# Set task
Below is a block of records; repeat each one exactly.

# Data to use
[START]

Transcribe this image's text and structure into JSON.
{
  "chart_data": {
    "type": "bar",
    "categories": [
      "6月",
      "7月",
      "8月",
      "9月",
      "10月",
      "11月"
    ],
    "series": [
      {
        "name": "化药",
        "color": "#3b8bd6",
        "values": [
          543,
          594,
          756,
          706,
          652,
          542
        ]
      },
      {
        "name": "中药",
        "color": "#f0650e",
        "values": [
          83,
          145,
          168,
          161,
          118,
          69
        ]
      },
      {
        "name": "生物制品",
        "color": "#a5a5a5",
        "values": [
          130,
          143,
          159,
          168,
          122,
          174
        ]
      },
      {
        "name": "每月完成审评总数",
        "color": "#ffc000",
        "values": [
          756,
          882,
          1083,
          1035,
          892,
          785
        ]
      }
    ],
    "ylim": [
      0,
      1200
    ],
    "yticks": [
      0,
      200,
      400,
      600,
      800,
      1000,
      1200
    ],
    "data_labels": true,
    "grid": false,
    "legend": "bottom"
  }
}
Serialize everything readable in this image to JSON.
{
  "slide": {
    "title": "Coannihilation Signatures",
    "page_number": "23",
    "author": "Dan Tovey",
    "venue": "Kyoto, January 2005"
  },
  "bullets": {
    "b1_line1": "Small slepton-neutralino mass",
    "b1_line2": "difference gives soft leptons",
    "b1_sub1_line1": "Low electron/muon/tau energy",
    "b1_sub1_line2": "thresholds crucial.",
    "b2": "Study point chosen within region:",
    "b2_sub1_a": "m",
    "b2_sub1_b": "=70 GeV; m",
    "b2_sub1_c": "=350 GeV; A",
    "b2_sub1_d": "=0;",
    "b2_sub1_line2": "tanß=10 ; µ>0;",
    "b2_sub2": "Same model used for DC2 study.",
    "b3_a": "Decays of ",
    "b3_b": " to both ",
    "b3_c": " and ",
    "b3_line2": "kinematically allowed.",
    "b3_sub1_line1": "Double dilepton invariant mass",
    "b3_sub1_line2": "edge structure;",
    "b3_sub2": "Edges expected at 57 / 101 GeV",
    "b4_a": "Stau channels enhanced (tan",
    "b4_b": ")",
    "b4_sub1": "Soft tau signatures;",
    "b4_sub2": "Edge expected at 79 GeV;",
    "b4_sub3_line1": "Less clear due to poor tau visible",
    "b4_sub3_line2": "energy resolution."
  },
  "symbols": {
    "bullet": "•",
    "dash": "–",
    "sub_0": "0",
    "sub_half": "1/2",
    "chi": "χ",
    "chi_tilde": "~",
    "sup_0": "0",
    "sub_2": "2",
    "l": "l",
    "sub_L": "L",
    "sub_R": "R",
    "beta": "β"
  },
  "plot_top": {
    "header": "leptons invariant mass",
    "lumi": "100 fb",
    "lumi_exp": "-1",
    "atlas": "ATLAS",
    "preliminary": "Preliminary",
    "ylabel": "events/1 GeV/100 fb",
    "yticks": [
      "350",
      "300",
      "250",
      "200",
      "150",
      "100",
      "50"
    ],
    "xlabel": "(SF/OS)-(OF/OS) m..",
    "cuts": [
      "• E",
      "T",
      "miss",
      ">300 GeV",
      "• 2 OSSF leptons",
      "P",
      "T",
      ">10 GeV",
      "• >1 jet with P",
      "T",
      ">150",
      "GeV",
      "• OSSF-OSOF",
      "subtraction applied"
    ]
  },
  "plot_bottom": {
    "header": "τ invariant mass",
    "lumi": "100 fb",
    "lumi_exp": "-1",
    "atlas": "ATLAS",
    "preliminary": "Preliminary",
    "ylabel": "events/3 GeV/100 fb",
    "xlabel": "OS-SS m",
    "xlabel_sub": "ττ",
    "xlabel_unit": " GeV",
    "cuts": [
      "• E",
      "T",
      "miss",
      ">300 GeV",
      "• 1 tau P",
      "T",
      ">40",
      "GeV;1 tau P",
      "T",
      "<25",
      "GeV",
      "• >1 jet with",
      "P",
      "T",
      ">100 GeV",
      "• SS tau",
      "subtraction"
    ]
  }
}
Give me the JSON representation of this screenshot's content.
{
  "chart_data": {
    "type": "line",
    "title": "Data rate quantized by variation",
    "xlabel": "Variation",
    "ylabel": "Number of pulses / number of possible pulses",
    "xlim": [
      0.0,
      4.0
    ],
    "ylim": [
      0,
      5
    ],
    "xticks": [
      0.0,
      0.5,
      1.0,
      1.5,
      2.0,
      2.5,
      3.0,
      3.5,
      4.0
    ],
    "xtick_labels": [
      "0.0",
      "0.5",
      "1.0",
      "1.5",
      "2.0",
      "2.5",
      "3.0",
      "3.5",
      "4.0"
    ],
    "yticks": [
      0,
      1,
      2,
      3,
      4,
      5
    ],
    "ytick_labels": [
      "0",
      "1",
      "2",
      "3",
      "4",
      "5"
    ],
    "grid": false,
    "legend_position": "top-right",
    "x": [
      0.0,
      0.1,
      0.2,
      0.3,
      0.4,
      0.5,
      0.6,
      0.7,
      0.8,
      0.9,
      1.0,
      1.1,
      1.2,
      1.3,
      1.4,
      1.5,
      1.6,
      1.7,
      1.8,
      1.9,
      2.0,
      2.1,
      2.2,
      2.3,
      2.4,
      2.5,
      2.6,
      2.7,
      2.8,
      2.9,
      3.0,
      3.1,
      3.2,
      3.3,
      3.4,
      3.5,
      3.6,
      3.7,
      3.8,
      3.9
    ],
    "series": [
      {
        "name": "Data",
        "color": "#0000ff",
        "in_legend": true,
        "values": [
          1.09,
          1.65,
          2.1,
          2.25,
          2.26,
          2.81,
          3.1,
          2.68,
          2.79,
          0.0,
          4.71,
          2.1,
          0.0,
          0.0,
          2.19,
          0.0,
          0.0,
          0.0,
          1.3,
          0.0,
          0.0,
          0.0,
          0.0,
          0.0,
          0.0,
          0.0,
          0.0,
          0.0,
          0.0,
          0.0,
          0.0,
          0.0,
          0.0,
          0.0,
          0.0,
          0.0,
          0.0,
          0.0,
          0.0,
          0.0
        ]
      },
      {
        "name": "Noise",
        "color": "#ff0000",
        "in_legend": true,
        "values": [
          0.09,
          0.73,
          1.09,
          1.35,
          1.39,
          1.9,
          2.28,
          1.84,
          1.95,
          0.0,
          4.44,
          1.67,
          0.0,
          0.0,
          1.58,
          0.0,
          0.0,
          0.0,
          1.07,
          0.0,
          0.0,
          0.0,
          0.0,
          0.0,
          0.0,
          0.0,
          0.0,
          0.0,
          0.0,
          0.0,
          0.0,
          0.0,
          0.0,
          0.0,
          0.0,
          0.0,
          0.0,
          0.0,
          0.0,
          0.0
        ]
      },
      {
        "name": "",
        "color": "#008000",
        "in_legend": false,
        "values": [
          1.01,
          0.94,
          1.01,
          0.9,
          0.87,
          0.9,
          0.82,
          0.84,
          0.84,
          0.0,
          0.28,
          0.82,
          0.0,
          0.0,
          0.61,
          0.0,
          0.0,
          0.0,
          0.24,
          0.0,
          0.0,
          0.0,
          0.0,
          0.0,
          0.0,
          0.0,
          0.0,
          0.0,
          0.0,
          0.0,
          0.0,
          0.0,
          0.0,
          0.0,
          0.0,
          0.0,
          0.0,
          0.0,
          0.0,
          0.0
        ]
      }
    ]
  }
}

[END]

# Finished exercise
Transcribe this image's text and structure into JSON.
{
  "chart_data": {
    "type": "bar",
    "categories": [
      "6月",
      "7月",
      "8月",
      "9月",
      "10月",
      "11月"
    ],
    "series": [
      {
        "name": "化药",
        "color": "#3b8bd6",
        "values": [
          543,
          594,
          756,
          706,
          652,
          542
        ]
      },
      {
        "name": "中药",
        "color": "#f0650e",
        "values": [
          83,
          145,
          168,
          161,
          118,
          69
        ]
      },
      {
        "name": "生物制品",
        "color": "#a5a5a5",
        "values": [
          130,
          143,
          159,
          168,
          122,
          174
        ]
      },
      {
        "name": "每月完成审评总数",
        "color": "#ffc000",
        "values": [
          756,
          882,
          1083,
          1035,
          892,
          785
        ]
      }
    ],
    "ylim": [
      0,
      1200
    ],
    "yticks": [
      0,
      200,
      400,
      600,
      800,
      1000,
      1200
    ],
    "data_labels": true,
    "grid": false,
    "legend": "bottom"
  }
}
Serialize everything readable in this image to JSON.
{
  "slide": {
    "title": "Coannihilation Signatures",
    "page_number": "23",
    "author": "Dan Tovey",
    "venue": "Kyoto, January 2005"
  },
  "bullets": {
    "b1_line1": "Small slepton-neutralino mass",
    "b1_line2": "difference gives soft leptons",
    "b1_sub1_line1": "Low electron/muon/tau energy",
    "b1_sub1_line2": "thresholds crucial.",
    "b2": "Study point chosen within region:",
    "b2_sub1_a": "m",
    "b2_sub1_b": "=70 GeV; m",
    "b2_sub1_c": "=350 GeV; A",
    "b2_sub1_d": "=0;",
    "b2_sub1_line2": "tanß=10 ; µ>0;",
    "b2_sub2": "Same model used for DC2 study.",
    "b3_a": "Decays of ",
    "b3_b": " to both ",
    "b3_c": " and ",
    "b3_line2": "kinematically allowed.",
    "b3_sub1_line1": "Double dilepton invariant mass",
    "b3_sub1_line2": "edge structure;",
    "b3_sub2": "Edges expected at 57 / 101 GeV",
    "b4_a": "Stau channels enhanced (tan",
    "b4_b": ")",
    "b4_sub1": "Soft tau signatures;",
    "b4_sub2": "Edge expected at 79 GeV;",
    "b4_sub3_line1": "Less clear due to poor tau visible",
    "b4_sub3_line2": "energy resolution."
  },
  "symbols": {
    "bullet": "•",
    "dash": "–",
    "sub_0": "0",
    "sub_half": "1/2",
    "chi": "χ",
    "chi_tilde": "~",
    "sup_0": "0",
    "sub_2": "2",
    "l": "l",
    "sub_L": "L",
    "sub_R": "R",
    "beta": "β"
  },
  "plot_top": {
    "header": "leptons invariant mass",
    "lumi": "100 fb",
    "lumi_exp": "-1",
    "atlas": "ATLAS",
    "preliminary": "Preliminary",
    "ylabel": "events/1 GeV/100 fb",
    "yticks": [
      "350",
      "300",
      "250",
      "200",
      "150",
      "100",
      "50"
    ],
    "xlabel": "(SF/OS)-(OF/OS) m..",
    "cuts": [
      "• E",
      "T",
      "miss",
      ">300 GeV",
      "• 2 OSSF leptons",
      "P",
      "T",
      ">10 GeV",
      "• >1 jet with P",
      "T",
      ">150",
      "GeV",
      "• OSSF-OSOF",
      "subtraction applied"
    ]
  },
  "plot_bottom": {
    "header": "τ invariant mass",
    "lumi": "100 fb",
    "lumi_exp": "-1",
    "atlas": "ATLAS",
    "preliminary": "Preliminary",
    "ylabel": "events/3 GeV/100 fb",
    "xlabel": "OS-SS m",
    "xlabel_sub": "ττ",
    "xlabel_unit": " GeV",
    "cuts": [
      "• E",
      "T",
      "miss",
      ">300 GeV",
      "• 1 tau P",
      "T",
      ">40",
      "GeV;1 tau P",
      "T",
      "<25",
      "GeV",
      "• >1 jet with",
      "P",
      "T",
      ">100 GeV",
      "• SS tau",
      "subtraction"
    ]
  }
}
Give me the JSON representation of this screenshot's content.
{
  "chart_data": {
    "type": "line",
    "title": "Data rate quantized by variation",
    "xlabel": "Variation",
    "ylabel": "Number of pulses / number of possible pulses",
    "xlim": [
      0.0,
      4.0
    ],
    "ylim": [
      0,
      5
    ],
    "xticks": [
      0.0,
      0.5,
      1.0,
      1.5,
      2.0,
      2.5,
      3.0,
      3.5,
      4.0
    ],
    "xtick_labels": [
      "0.0",
      "0.5",
      "1.0",
      "1.5",
      "2.0",
      "2.5",
      "3.0",
      "3.5",
      "4.0"
    ],
    "yticks": [
      0,
      1,
      2,
      3,
      4,
      5
    ],
    "ytick_labels": [
      "0",
      "1",
      "2",
      "3",
      "4",
      "5"
    ],
    "grid": false,
    "legend_position": "top-right",
    "x": [
      0.0,
      0.1,
      0.2,
      0.3,
      0.4,
      0.5,
      0.6,
      0.7,
      0.8,
      0.9,
      1.0,
      1.1,
      1.2,
      1.3,
      1.4,
      1.5,
      1.6,
      1.7,
      1.8,
      1.9,
      2.0,
      2.1,
      2.2,
      2.3,
      2.4,
      2.5,
      2.6,
      2.7,
      2.8,
      2.9,
      3.0,
      3.1,
      3.2,
      3.3,
      3.4,
      3.5,
      3.6,
      3.7,
      3.8,
      3.9
    ],
    "series": [
      {
        "name": "Data",
        "color": "#0000ff",
        "in_legend": true,
        "values": [
          1.09,
          1.65,
          2.1,
          2.25,
          2.26,
          2.81,
          3.1,
          2.68,
          2.79,
          0.0,
          4.71,
          2.1,
          0.0,
          0.0,
          2.19,
          0.0,
          0.0,
          0.0,
          1.3,
          0.0,
          0.0,
          0.0,
          0.0,
          0.0,
          0.0,
          0.0,
          0.0,
          0.0,
          0.0,
          0.0,
          0.0,
          0.0,
          0.0,
          0.0,
          0.0,
          0.0,
          0.0,
          0.0,
          0.0,
          0.0
        ]
      },
      {
        "name": "Noise",
        "color": "#ff0000",
        "in_legend": true,
        "values": [
          0.09,
          0.73,
          1.09,
          1.35,
          1.39,
          1.9,
          2.28,
          1.84,
          1.95,
          0.0,
          4.44,
          1.67,
          0.0,
          0.0,
          1.58,
          0.0,
          0.0,
          0.0,
          1.07,
          0.0,
          0.0,
          0.0,
          0.0,
          0.0,
          0.0,
          0.0,
          0.0,
          0.0,
          0.0,
          0.0,
          0.0,
          0.0,
          0.0,
          0.0,
          0.0,
          0.0,
          0.0,
          0.0,
          0.0,
          0.0
        ]
      },
      {
        "name": "",
        "color": "#008000",
        "in_legend": false,
        "values": [
          1.01,
          0.94,
          1.01,
          0.9,
          0.87,
          0.9,
          0.82,
          0.84,
          0.84,
          0.0,
          0.28,
          0.82,
          0.0,
          0.0,
          0.61,
          0.0,
          0.0,
          0.0,
          0.24,
          0.0,
          0.0,
          0.0,
          0.0,
          0.0,
          0.0,
          0.0,
          0.0,
          0.0,
          0.0,
          0.0,
          0.0,
          0.0,
          0.0,
          0.0,
          0.0,
          0.0,
          0.0,
          0.0,
          0.0,
          0.0
        ]
      }
    ]
  }
}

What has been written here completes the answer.